Dataset items:
○ ○ ○ ○ ○ ○ ○

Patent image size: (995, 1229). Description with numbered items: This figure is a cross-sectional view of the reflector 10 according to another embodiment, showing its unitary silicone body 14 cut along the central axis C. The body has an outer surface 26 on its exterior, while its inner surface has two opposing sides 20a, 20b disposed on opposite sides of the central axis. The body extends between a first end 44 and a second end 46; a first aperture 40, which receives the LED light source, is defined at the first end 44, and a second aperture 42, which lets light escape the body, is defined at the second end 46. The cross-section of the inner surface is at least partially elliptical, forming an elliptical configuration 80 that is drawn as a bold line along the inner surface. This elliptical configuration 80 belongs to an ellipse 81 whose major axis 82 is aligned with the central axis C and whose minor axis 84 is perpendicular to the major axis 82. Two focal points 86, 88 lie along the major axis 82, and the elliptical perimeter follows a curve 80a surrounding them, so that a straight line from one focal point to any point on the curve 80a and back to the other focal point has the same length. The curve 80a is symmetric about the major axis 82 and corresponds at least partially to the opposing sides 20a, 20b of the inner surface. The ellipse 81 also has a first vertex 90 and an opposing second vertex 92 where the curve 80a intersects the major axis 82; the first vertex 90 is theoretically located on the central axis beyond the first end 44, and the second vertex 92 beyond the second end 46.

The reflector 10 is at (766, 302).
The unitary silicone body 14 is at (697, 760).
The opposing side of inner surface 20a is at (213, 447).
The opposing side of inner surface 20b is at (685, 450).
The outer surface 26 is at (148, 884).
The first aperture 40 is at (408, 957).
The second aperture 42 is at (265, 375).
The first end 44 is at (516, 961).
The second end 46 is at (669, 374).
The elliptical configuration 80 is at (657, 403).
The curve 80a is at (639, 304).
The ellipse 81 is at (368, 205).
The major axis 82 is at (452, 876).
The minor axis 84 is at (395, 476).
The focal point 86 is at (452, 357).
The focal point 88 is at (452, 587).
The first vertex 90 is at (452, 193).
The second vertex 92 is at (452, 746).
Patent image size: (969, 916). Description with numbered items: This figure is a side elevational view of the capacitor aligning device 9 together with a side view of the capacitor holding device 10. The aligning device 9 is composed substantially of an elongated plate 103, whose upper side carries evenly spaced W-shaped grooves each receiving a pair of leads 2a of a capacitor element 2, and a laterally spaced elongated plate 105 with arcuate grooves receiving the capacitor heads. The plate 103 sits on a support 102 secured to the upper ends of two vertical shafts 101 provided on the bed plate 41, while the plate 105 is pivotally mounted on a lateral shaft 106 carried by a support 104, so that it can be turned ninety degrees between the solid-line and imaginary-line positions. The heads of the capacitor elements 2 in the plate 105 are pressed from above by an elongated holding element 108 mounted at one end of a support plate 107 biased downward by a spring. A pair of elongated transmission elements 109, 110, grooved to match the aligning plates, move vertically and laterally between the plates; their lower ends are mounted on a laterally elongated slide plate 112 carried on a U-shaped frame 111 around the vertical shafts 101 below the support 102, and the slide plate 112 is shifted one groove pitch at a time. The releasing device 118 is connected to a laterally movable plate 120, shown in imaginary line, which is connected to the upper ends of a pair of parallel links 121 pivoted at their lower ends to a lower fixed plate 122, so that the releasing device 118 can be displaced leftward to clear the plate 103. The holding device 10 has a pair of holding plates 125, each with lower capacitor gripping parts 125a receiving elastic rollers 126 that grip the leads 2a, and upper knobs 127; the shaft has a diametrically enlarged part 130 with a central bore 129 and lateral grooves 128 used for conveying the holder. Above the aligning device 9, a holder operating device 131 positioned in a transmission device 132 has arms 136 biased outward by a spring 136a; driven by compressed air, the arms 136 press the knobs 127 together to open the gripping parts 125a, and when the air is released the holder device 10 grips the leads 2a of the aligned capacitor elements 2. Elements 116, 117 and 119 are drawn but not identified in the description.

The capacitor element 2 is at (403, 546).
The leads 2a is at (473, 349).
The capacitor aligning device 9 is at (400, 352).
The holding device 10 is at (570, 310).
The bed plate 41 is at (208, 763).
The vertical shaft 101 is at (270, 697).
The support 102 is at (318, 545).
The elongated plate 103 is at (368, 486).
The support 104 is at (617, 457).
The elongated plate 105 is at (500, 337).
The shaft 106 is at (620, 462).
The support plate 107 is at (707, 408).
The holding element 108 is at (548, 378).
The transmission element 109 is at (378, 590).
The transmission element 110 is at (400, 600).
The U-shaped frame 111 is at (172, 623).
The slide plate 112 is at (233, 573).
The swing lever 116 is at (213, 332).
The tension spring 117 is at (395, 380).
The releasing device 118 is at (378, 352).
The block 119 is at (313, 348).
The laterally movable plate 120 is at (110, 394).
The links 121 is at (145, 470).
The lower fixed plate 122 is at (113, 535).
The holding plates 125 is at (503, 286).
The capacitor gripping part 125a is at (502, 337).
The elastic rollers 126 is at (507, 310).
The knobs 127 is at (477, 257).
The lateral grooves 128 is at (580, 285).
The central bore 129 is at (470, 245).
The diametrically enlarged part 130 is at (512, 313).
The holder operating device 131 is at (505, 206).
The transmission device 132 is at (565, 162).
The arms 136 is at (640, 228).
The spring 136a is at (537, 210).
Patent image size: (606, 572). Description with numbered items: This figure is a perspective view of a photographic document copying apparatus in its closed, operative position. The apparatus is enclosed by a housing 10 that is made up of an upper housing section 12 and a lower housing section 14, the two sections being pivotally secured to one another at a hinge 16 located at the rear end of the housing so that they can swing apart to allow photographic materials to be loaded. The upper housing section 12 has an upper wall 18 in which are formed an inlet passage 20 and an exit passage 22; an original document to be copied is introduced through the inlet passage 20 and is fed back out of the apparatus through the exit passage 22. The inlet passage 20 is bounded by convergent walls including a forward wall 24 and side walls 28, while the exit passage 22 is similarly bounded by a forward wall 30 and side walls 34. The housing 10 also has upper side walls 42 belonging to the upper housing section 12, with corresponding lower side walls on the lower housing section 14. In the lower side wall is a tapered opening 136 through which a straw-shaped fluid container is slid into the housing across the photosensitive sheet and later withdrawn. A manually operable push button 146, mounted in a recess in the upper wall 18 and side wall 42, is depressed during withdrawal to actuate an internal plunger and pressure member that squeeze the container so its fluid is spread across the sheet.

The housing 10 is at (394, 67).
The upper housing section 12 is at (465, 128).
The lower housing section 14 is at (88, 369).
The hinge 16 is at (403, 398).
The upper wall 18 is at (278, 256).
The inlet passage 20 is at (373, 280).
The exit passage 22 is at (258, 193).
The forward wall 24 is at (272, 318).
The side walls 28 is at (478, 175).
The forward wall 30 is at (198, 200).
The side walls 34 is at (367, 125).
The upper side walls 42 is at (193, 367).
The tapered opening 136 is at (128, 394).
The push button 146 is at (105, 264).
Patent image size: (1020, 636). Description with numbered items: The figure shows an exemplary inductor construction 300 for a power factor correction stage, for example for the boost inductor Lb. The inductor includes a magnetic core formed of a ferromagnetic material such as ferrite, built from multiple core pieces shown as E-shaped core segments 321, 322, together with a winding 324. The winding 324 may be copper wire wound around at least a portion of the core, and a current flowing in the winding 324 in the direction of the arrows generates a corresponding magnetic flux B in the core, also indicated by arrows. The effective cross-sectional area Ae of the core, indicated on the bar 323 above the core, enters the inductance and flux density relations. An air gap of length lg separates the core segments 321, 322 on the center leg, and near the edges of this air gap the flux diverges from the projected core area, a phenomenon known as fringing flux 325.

○ ○ ○ ○ ○ ○ ○

## REQUIREMENTS
Count how many lines of the records above contain the string "push", treating uppercase and lowercase as different, and reply with the number alone.

## THE SOLUTION
2